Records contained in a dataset
=-=-=

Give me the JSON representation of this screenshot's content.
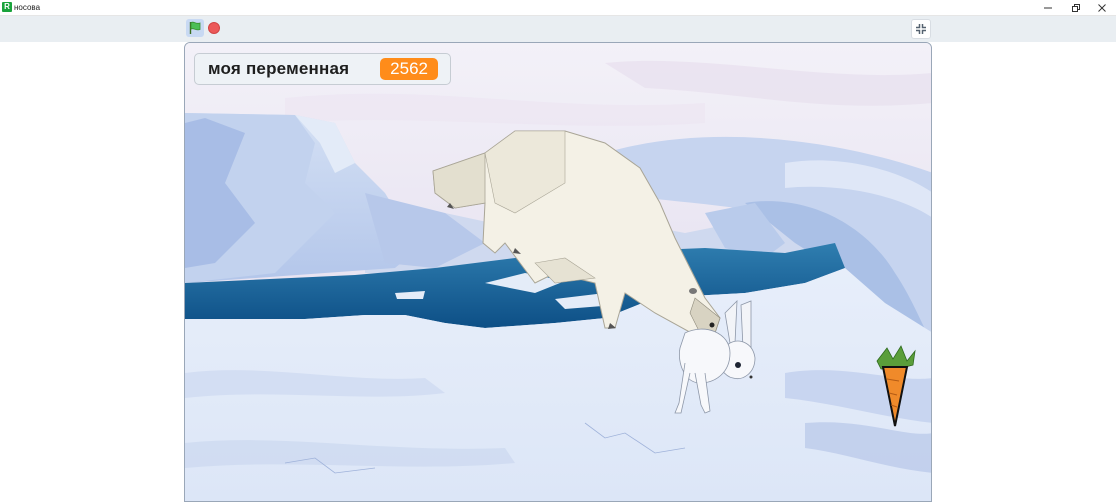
{
  "window": {
    "title": "носова",
    "icon_letter": "R",
    "buttons": [
      "minimize-icon",
      "restore-icon",
      "close-icon"
    ]
  },
  "controls": {
    "green_flag": "green-flag-icon",
    "stop": "stop-icon",
    "fullscreen": "exit-fullscreen-icon"
  },
  "variable_monitor": {
    "label": "моя переменная",
    "value": "2562"
  },
  "scene": {
    "backdrop": "arctic",
    "sprites": [
      "polar-bear",
      "arctic-hare",
      "carrot"
    ]
  },
  "colors": {
    "flag_button_bg": "#c8d9f3",
    "stop_red": "#ec5959",
    "monitor_value_bg": "#ff8c1a",
    "app_green": "#1aa33c"
  }
}
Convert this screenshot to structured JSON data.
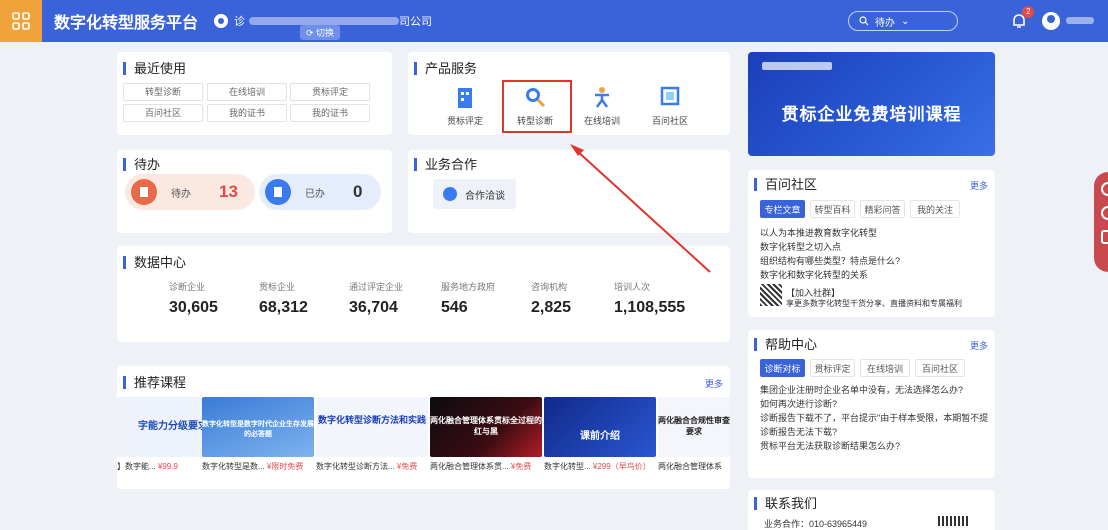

=-=-=

▶ Given exercise:
Drop the images and repeat the data exactly.

▶ Solution to this exercise:
Give me the JSON representation of this screenshot's content.
{
  "window": {
    "title": "носова",
    "icon_letter": "R",
    "buttons": [
      "minimize-icon",
      "restore-icon",
      "close-icon"
    ]
  },
  "controls": {
    "green_flag": "green-flag-icon",
    "stop": "stop-icon",
    "fullscreen": "exit-fullscreen-icon"
  },
  "variable_monitor": {
    "label": "моя переменная",
    "value": "2562"
  },
  "scene": {
    "backdrop": "arctic",
    "sprites": [
      "polar-bear",
      "arctic-hare",
      "carrot"
    ]
  },
  "colors": {
    "flag_button_bg": "#c8d9f3",
    "stop_red": "#ec5959",
    "monitor_value_bg": "#ff8c1a",
    "app_green": "#1aa33c"
  }
}
Convert this screenshot to structured JSON data.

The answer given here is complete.